• Exercise description
Repeat each line exactly, leaving nothing out.

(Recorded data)
--- begin ---

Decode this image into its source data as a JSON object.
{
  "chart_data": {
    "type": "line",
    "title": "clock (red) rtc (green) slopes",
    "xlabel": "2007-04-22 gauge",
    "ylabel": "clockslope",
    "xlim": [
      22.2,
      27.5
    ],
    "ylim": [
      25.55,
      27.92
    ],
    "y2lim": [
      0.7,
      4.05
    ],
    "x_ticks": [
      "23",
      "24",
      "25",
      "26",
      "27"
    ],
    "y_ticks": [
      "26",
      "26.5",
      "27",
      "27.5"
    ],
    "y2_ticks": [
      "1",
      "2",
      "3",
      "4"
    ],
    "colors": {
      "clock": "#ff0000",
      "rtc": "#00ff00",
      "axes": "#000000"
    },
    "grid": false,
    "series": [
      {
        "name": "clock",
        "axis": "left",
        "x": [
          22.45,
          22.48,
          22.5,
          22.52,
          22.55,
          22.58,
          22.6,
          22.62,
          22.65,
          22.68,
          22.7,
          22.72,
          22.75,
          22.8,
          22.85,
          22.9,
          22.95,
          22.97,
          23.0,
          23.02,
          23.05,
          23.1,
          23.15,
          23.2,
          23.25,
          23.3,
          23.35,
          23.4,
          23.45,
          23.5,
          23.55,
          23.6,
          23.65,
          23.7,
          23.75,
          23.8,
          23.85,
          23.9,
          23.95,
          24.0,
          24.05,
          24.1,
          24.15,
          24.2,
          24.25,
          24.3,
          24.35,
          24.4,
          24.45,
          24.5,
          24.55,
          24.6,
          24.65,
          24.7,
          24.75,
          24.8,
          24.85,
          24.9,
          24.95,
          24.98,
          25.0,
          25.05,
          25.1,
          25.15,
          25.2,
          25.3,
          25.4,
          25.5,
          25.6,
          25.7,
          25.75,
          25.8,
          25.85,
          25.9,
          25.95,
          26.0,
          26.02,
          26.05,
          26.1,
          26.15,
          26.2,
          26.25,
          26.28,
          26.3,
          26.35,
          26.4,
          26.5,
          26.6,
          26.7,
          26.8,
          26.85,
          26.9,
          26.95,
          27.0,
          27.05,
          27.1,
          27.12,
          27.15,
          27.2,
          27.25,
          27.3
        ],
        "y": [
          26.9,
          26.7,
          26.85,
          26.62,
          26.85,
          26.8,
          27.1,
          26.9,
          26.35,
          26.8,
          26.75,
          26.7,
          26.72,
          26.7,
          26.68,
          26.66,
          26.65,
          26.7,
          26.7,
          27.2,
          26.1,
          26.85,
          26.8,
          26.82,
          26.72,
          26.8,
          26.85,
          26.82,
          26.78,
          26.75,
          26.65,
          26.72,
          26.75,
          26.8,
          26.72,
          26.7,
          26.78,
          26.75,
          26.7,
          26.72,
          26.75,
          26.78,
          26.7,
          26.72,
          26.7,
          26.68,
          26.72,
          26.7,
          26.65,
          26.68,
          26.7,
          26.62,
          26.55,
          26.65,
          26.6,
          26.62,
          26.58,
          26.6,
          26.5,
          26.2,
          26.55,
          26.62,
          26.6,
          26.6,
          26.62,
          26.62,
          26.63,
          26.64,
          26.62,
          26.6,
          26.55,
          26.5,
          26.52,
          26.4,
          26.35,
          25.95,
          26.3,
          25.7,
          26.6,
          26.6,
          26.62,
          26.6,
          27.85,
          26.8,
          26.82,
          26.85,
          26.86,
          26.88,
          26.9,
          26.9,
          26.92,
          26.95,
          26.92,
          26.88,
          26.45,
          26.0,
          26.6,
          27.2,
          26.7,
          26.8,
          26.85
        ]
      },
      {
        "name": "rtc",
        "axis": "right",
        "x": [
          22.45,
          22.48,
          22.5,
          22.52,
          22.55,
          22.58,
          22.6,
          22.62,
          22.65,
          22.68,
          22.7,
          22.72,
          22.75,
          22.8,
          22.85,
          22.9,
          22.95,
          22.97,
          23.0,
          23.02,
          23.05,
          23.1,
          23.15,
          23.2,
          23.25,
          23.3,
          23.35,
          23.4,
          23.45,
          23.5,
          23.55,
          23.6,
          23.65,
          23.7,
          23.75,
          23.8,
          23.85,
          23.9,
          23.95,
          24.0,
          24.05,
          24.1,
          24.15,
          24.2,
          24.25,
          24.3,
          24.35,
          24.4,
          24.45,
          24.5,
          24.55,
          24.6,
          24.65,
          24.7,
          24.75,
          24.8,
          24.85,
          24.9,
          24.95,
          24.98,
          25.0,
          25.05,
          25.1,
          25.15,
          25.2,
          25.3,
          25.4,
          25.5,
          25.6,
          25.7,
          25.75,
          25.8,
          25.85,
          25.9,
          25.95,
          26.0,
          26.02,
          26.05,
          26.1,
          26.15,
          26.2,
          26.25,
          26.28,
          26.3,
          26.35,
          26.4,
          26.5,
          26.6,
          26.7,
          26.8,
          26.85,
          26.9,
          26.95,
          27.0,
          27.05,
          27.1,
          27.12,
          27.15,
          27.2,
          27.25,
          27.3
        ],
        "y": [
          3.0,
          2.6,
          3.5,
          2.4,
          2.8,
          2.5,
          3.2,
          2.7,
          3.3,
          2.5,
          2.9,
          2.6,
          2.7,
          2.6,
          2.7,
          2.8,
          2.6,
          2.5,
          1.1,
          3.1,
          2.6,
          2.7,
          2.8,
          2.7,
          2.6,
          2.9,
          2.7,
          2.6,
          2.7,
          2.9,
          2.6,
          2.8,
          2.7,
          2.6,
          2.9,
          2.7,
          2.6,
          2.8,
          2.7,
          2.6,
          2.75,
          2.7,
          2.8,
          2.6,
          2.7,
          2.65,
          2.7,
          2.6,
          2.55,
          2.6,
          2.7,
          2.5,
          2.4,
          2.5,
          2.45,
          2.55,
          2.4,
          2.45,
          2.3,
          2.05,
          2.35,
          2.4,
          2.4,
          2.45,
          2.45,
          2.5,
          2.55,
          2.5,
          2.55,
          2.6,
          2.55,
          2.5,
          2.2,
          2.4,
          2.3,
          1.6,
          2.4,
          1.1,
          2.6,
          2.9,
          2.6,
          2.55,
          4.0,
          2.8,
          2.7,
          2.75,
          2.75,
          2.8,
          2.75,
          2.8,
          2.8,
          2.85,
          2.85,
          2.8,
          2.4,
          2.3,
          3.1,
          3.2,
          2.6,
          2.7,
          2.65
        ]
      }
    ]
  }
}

--- end ---

• Final result
Decode this image into its source data as a JSON object.
{
  "chart_data": {
    "type": "line",
    "title": "clock (red) rtc (green) slopes",
    "xlabel": "2007-04-22 gauge",
    "ylabel": "clockslope",
    "xlim": [
      22.2,
      27.5
    ],
    "ylim": [
      25.55,
      27.92
    ],
    "y2lim": [
      0.7,
      4.05
    ],
    "x_ticks": [
      "23",
      "24",
      "25",
      "26",
      "27"
    ],
    "y_ticks": [
      "26",
      "26.5",
      "27",
      "27.5"
    ],
    "y2_ticks": [
      "1",
      "2",
      "3",
      "4"
    ],
    "colors": {
      "clock": "#ff0000",
      "rtc": "#00ff00",
      "axes": "#000000"
    },
    "grid": false,
    "series": [
      {
        "name": "clock",
        "axis": "left",
        "x": [
          22.45,
          22.48,
          22.5,
          22.52,
          22.55,
          22.58,
          22.6,
          22.62,
          22.65,
          22.68,
          22.7,
          22.72,
          22.75,
          22.8,
          22.85,
          22.9,
          22.95,
          22.97,
          23.0,
          23.02,
          23.05,
          23.1,
          23.15,
          23.2,
          23.25,
          23.3,
          23.35,
          23.4,
          23.45,
          23.5,
          23.55,
          23.6,
          23.65,
          23.7,
          23.75,
          23.8,
          23.85,
          23.9,
          23.95,
          24.0,
          24.05,
          24.1,
          24.15,
          24.2,
          24.25,
          24.3,
          24.35,
          24.4,
          24.45,
          24.5,
          24.55,
          24.6,
          24.65,
          24.7,
          24.75,
          24.8,
          24.85,
          24.9,
          24.95,
          24.98,
          25.0,
          25.05,
          25.1,
          25.15,
          25.2,
          25.3,
          25.4,
          25.5,
          25.6,
          25.7,
          25.75,
          25.8,
          25.85,
          25.9,
          25.95,
          26.0,
          26.02,
          26.05,
          26.1,
          26.15,
          26.2,
          26.25,
          26.28,
          26.3,
          26.35,
          26.4,
          26.5,
          26.6,
          26.7,
          26.8,
          26.85,
          26.9,
          26.95,
          27.0,
          27.05,
          27.1,
          27.12,
          27.15,
          27.2,
          27.25,
          27.3
        ],
        "y": [
          26.9,
          26.7,
          26.85,
          26.62,
          26.85,
          26.8,
          27.1,
          26.9,
          26.35,
          26.8,
          26.75,
          26.7,
          26.72,
          26.7,
          26.68,
          26.66,
          26.65,
          26.7,
          26.7,
          27.2,
          26.1,
          26.85,
          26.8,
          26.82,
          26.72,
          26.8,
          26.85,
          26.82,
          26.78,
          26.75,
          26.65,
          26.72,
          26.75,
          26.8,
          26.72,
          26.7,
          26.78,
          26.75,
          26.7,
          26.72,
          26.75,
          26.78,
          26.7,
          26.72,
          26.7,
          26.68,
          26.72,
          26.7,
          26.65,
          26.68,
          26.7,
          26.62,
          26.55,
          26.65,
          26.6,
          26.62,
          26.58,
          26.6,
          26.5,
          26.2,
          26.55,
          26.62,
          26.6,
          26.6,
          26.62,
          26.62,
          26.63,
          26.64,
          26.62,
          26.6,
          26.55,
          26.5,
          26.52,
          26.4,
          26.35,
          25.95,
          26.3,
          25.7,
          26.6,
          26.6,
          26.62,
          26.6,
          27.85,
          26.8,
          26.82,
          26.85,
          26.86,
          26.88,
          26.9,
          26.9,
          26.92,
          26.95,
          26.92,
          26.88,
          26.45,
          26.0,
          26.6,
          27.2,
          26.7,
          26.8,
          26.85
        ]
      },
      {
        "name": "rtc",
        "axis": "right",
        "x": [
          22.45,
          22.48,
          22.5,
          22.52,
          22.55,
          22.58,
          22.6,
          22.62,
          22.65,
          22.68,
          22.7,
          22.72,
          22.75,
          22.8,
          22.85,
          22.9,
          22.95,
          22.97,
          23.0,
          23.02,
          23.05,
          23.1,
          23.15,
          23.2,
          23.25,
          23.3,
          23.35,
          23.4,
          23.45,
          23.5,
          23.55,
          23.6,
          23.65,
          23.7,
          23.75,
          23.8,
          23.85,
          23.9,
          23.95,
          24.0,
          24.05,
          24.1,
          24.15,
          24.2,
          24.25,
          24.3,
          24.35,
          24.4,
          24.45,
          24.5,
          24.55,
          24.6,
          24.65,
          24.7,
          24.75,
          24.8,
          24.85,
          24.9,
          24.95,
          24.98,
          25.0,
          25.05,
          25.1,
          25.15,
          25.2,
          25.3,
          25.4,
          25.5,
          25.6,
          25.7,
          25.75,
          25.8,
          25.85,
          25.9,
          25.95,
          26.0,
          26.02,
          26.05,
          26.1,
          26.15,
          26.2,
          26.25,
          26.28,
          26.3,
          26.35,
          26.4,
          26.5,
          26.6,
          26.7,
          26.8,
          26.85,
          26.9,
          26.95,
          27.0,
          27.05,
          27.1,
          27.12,
          27.15,
          27.2,
          27.25,
          27.3
        ],
        "y": [
          3.0,
          2.6,
          3.5,
          2.4,
          2.8,
          2.5,
          3.2,
          2.7,
          3.3,
          2.5,
          2.9,
          2.6,
          2.7,
          2.6,
          2.7,
          2.8,
          2.6,
          2.5,
          1.1,
          3.1,
          2.6,
          2.7,
          2.8,
          2.7,
          2.6,
          2.9,
          2.7,
          2.6,
          2.7,
          2.9,
          2.6,
          2.8,
          2.7,
          2.6,
          2.9,
          2.7,
          2.6,
          2.8,
          2.7,
          2.6,
          2.75,
          2.7,
          2.8,
          2.6,
          2.7,
          2.65,
          2.7,
          2.6,
          2.55,
          2.6,
          2.7,
          2.5,
          2.4,
          2.5,
          2.45,
          2.55,
          2.4,
          2.45,
          2.3,
          2.05,
          2.35,
          2.4,
          2.4,
          2.45,
          2.45,
          2.5,
          2.55,
          2.5,
          2.55,
          2.6,
          2.55,
          2.5,
          2.2,
          2.4,
          2.3,
          1.6,
          2.4,
          1.1,
          2.6,
          2.9,
          2.6,
          2.55,
          4.0,
          2.8,
          2.7,
          2.75,
          2.75,
          2.8,
          2.75,
          2.8,
          2.8,
          2.85,
          2.85,
          2.8,
          2.4,
          2.3,
          3.1,
          3.2,
          2.6,
          2.7,
          2.65
        ]
      }
    ]
  }
}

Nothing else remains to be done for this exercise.